[START DATA FOR THIS EXERCISE]

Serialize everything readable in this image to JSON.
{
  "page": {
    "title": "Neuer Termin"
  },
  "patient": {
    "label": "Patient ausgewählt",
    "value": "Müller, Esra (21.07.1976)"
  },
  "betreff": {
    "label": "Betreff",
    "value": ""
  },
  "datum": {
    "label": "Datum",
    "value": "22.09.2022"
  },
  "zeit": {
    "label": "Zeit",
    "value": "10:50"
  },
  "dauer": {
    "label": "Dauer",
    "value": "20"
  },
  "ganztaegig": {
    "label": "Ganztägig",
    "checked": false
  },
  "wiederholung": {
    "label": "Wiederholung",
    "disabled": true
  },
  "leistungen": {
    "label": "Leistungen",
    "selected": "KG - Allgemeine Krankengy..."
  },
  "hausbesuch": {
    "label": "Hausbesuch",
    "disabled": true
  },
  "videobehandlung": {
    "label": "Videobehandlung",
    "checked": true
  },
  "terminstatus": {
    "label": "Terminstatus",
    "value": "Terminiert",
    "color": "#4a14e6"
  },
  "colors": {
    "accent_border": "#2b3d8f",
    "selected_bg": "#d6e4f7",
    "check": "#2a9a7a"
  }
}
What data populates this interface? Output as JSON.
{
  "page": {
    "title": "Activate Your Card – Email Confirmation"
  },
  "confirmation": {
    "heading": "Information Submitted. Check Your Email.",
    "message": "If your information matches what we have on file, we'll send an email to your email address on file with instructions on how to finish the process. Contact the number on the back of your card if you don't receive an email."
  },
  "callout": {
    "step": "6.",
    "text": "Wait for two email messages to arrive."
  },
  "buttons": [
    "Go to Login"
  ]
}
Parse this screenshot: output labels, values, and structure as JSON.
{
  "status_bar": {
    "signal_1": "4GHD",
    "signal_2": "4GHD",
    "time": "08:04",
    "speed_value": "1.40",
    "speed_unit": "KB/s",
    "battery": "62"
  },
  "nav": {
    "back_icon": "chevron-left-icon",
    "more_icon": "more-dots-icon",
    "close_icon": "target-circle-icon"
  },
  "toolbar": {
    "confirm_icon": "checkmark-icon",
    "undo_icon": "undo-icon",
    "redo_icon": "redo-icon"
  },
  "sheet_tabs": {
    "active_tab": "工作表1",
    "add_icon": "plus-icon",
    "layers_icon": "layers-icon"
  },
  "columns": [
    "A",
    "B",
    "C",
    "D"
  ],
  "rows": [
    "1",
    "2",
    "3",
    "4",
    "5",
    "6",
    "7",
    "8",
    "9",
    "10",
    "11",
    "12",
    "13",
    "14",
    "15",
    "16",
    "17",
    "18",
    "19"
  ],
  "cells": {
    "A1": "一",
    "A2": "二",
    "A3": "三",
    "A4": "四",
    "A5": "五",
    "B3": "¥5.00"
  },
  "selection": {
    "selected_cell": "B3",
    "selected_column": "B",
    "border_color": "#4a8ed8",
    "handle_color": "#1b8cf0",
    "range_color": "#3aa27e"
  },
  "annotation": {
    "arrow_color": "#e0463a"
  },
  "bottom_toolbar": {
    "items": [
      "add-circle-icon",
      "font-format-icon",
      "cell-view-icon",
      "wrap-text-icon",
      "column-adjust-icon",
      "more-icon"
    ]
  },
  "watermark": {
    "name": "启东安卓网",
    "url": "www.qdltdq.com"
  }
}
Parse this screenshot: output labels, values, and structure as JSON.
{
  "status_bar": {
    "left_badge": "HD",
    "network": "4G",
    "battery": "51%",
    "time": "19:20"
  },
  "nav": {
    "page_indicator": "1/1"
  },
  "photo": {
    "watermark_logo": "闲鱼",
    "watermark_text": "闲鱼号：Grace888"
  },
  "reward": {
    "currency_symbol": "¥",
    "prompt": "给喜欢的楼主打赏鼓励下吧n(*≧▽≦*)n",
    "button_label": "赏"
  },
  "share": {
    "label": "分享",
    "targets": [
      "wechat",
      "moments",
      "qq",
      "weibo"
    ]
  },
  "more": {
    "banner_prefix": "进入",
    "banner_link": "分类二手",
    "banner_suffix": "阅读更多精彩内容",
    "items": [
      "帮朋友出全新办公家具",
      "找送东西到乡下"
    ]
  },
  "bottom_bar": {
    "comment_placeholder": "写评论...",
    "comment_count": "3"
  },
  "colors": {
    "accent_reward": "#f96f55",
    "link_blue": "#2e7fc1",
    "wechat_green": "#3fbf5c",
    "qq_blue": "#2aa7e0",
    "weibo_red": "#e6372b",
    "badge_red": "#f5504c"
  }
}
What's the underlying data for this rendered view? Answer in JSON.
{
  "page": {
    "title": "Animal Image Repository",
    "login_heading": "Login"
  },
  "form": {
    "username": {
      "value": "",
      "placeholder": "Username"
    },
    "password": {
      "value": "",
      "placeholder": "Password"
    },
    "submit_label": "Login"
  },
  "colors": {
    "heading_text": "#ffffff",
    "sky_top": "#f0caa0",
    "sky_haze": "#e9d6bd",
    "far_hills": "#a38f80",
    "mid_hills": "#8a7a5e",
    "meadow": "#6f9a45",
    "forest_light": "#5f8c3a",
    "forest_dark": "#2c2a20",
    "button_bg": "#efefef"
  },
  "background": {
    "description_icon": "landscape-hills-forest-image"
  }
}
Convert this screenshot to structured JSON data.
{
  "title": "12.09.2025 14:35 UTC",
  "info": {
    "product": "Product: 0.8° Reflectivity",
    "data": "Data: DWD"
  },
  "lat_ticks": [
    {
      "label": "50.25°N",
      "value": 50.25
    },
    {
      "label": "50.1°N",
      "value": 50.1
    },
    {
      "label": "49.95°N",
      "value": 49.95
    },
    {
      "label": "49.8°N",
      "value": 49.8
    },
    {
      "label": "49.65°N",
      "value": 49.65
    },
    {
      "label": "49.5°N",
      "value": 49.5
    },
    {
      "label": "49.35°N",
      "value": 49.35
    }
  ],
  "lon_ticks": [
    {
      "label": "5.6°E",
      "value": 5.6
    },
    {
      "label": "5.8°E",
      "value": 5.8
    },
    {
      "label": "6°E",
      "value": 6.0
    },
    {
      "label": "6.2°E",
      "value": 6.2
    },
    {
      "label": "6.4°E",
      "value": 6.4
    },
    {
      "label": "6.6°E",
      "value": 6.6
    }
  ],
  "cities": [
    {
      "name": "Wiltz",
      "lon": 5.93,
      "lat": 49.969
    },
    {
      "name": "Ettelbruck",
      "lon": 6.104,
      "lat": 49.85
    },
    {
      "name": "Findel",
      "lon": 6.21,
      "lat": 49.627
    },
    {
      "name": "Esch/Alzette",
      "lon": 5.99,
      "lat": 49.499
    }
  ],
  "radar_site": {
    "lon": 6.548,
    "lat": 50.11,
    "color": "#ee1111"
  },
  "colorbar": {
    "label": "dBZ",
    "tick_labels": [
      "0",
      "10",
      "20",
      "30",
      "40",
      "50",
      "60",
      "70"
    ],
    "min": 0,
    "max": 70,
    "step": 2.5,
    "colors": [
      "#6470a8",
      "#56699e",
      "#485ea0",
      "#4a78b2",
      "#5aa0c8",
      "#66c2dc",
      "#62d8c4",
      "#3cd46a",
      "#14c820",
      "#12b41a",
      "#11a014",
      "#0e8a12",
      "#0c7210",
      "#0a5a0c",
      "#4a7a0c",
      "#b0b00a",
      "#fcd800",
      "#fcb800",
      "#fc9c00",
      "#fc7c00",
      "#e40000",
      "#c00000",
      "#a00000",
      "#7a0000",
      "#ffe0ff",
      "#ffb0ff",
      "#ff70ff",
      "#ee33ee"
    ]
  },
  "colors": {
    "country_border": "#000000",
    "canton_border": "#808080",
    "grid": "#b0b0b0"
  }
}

[END DATA FOR THIS EXERCISE]

Write the listing out again, exactly as shown above.

Serialize everything readable in this image to JSON.
{
  "page": {
    "title": "Neuer Termin"
  },
  "patient": {
    "label": "Patient ausgewählt",
    "value": "Müller, Esra (21.07.1976)"
  },
  "betreff": {
    "label": "Betreff",
    "value": ""
  },
  "datum": {
    "label": "Datum",
    "value": "22.09.2022"
  },
  "zeit": {
    "label": "Zeit",
    "value": "10:50"
  },
  "dauer": {
    "label": "Dauer",
    "value": "20"
  },
  "ganztaegig": {
    "label": "Ganztägig",
    "checked": false
  },
  "wiederholung": {
    "label": "Wiederholung",
    "disabled": true
  },
  "leistungen": {
    "label": "Leistungen",
    "selected": "KG - Allgemeine Krankengy..."
  },
  "hausbesuch": {
    "label": "Hausbesuch",
    "disabled": true
  },
  "videobehandlung": {
    "label": "Videobehandlung",
    "checked": true
  },
  "terminstatus": {
    "label": "Terminstatus",
    "value": "Terminiert",
    "color": "#4a14e6"
  },
  "colors": {
    "accent_border": "#2b3d8f",
    "selected_bg": "#d6e4f7",
    "check": "#2a9a7a"
  }
}
What data populates this interface? Output as JSON.
{
  "page": {
    "title": "Activate Your Card – Email Confirmation"
  },
  "confirmation": {
    "heading": "Information Submitted. Check Your Email.",
    "message": "If your information matches what we have on file, we'll send an email to your email address on file with instructions on how to finish the process. Contact the number on the back of your card if you don't receive an email."
  },
  "callout": {
    "step": "6.",
    "text": "Wait for two email messages to arrive."
  },
  "buttons": [
    "Go to Login"
  ]
}
Parse this screenshot: output labels, values, and structure as JSON.
{
  "status_bar": {
    "signal_1": "4GHD",
    "signal_2": "4GHD",
    "time": "08:04",
    "speed_value": "1.40",
    "speed_unit": "KB/s",
    "battery": "62"
  },
  "nav": {
    "back_icon": "chevron-left-icon",
    "more_icon": "more-dots-icon",
    "close_icon": "target-circle-icon"
  },
  "toolbar": {
    "confirm_icon": "checkmark-icon",
    "undo_icon": "undo-icon",
    "redo_icon": "redo-icon"
  },
  "sheet_tabs": {
    "active_tab": "工作表1",
    "add_icon": "plus-icon",
    "layers_icon": "layers-icon"
  },
  "columns": [
    "A",
    "B",
    "C",
    "D"
  ],
  "rows": [
    "1",
    "2",
    "3",
    "4",
    "5",
    "6",
    "7",
    "8",
    "9",
    "10",
    "11",
    "12",
    "13",
    "14",
    "15",
    "16",
    "17",
    "18",
    "19"
  ],
  "cells": {
    "A1": "一",
    "A2": "二",
    "A3": "三",
    "A4": "四",
    "A5": "五",
    "B3": "¥5.00"
  },
  "selection": {
    "selected_cell": "B3",
    "selected_column": "B",
    "border_color": "#4a8ed8",
    "handle_color": "#1b8cf0",
    "range_color": "#3aa27e"
  },
  "annotation": {
    "arrow_color": "#e0463a"
  },
  "bottom_toolbar": {
    "items": [
      "add-circle-icon",
      "font-format-icon",
      "cell-view-icon",
      "wrap-text-icon",
      "column-adjust-icon",
      "more-icon"
    ]
  },
  "watermark": {
    "name": "启东安卓网",
    "url": "www.qdltdq.com"
  }
}
Parse this screenshot: output labels, values, and structure as JSON.
{
  "status_bar": {
    "left_badge": "HD",
    "network": "4G",
    "battery": "51%",
    "time": "19:20"
  },
  "nav": {
    "page_indicator": "1/1"
  },
  "photo": {
    "watermark_logo": "闲鱼",
    "watermark_text": "闲鱼号：Grace888"
  },
  "reward": {
    "currency_symbol": "¥",
    "prompt": "给喜欢的楼主打赏鼓励下吧n(*≧▽≦*)n",
    "button_label": "赏"
  },
  "share": {
    "label": "分享",
    "targets": [
      "wechat",
      "moments",
      "qq",
      "weibo"
    ]
  },
  "more": {
    "banner_prefix": "进入",
    "banner_link": "分类二手",
    "banner_suffix": "阅读更多精彩内容",
    "items": [
      "帮朋友出全新办公家具",
      "找送东西到乡下"
    ]
  },
  "bottom_bar": {
    "comment_placeholder": "写评论...",
    "comment_count": "3"
  },
  "colors": {
    "accent_reward": "#f96f55",
    "link_blue": "#2e7fc1",
    "wechat_green": "#3fbf5c",
    "qq_blue": "#2aa7e0",
    "weibo_red": "#e6372b",
    "badge_red": "#f5504c"
  }
}
What's the underlying data for this rendered view? Answer in JSON.
{
  "page": {
    "title": "Animal Image Repository",
    "login_heading": "Login"
  },
  "form": {
    "username": {
      "value": "",
      "placeholder": "Username"
    },
    "password": {
      "value": "",
      "placeholder": "Password"
    },
    "submit_label": "Login"
  },
  "colors": {
    "heading_text": "#ffffff",
    "sky_top": "#f0caa0",
    "sky_haze": "#e9d6bd",
    "far_hills": "#a38f80",
    "mid_hills": "#8a7a5e",
    "meadow": "#6f9a45",
    "forest_light": "#5f8c3a",
    "forest_dark": "#2c2a20",
    "button_bg": "#efefef"
  },
  "background": {
    "description_icon": "landscape-hills-forest-image"
  }
}
Convert this screenshot to structured JSON data.
{
  "title": "12.09.2025 14:35 UTC",
  "info": {
    "product": "Product: 0.8° Reflectivity",
    "data": "Data: DWD"
  },
  "lat_ticks": [
    {
      "label": "50.25°N",
      "value": 50.25
    },
    {
      "label": "50.1°N",
      "value": 50.1
    },
    {
      "label": "49.95°N",
      "value": 49.95
    },
    {
      "label": "49.8°N",
      "value": 49.8
    },
    {
      "label": "49.65°N",
      "value": 49.65
    },
    {
      "label": "49.5°N",
      "value": 49.5
    },
    {
      "label": "49.35°N",
      "value": 49.35
    }
  ],
  "lon_ticks": [
    {
      "label": "5.6°E",
      "value": 5.6
    },
    {
      "label": "5.8°E",
      "value": 5.8
    },
    {
      "label": "6°E",
      "value": 6.0
    },
    {
      "label": "6.2°E",
      "value": 6.2
    },
    {
      "label": "6.4°E",
      "value": 6.4
    },
    {
      "label": "6.6°E",
      "value": 6.6
    }
  ],
  "cities": [
    {
      "name": "Wiltz",
      "lon": 5.93,
      "lat": 49.969
    },
    {
      "name": "Ettelbruck",
      "lon": 6.104,
      "lat": 49.85
    },
    {
      "name": "Findel",
      "lon": 6.21,
      "lat": 49.627
    },
    {
      "name": "Esch/Alzette",
      "lon": 5.99,
      "lat": 49.499
    }
  ],
  "radar_site": {
    "lon": 6.548,
    "lat": 50.11,
    "color": "#ee1111"
  },
  "colorbar": {
    "label": "dBZ",
    "tick_labels": [
      "0",
      "10",
      "20",
      "30",
      "40",
      "50",
      "60",
      "70"
    ],
    "min": 0,
    "max": 70,
    "step": 2.5,
    "colors": [
      "#6470a8",
      "#56699e",
      "#485ea0",
      "#4a78b2",
      "#5aa0c8",
      "#66c2dc",
      "#62d8c4",
      "#3cd46a",
      "#14c820",
      "#12b41a",
      "#11a014",
      "#0e8a12",
      "#0c7210",
      "#0a5a0c",
      "#4a7a0c",
      "#b0b00a",
      "#fcd800",
      "#fcb800",
      "#fc9c00",
      "#fc7c00",
      "#e40000",
      "#c00000",
      "#a00000",
      "#7a0000",
      "#ffe0ff",
      "#ffb0ff",
      "#ff70ff",
      "#ee33ee"
    ]
  },
  "colors": {
    "country_border": "#000000",
    "canton_border": "#808080",
    "grid": "#b0b0b0"
  }
}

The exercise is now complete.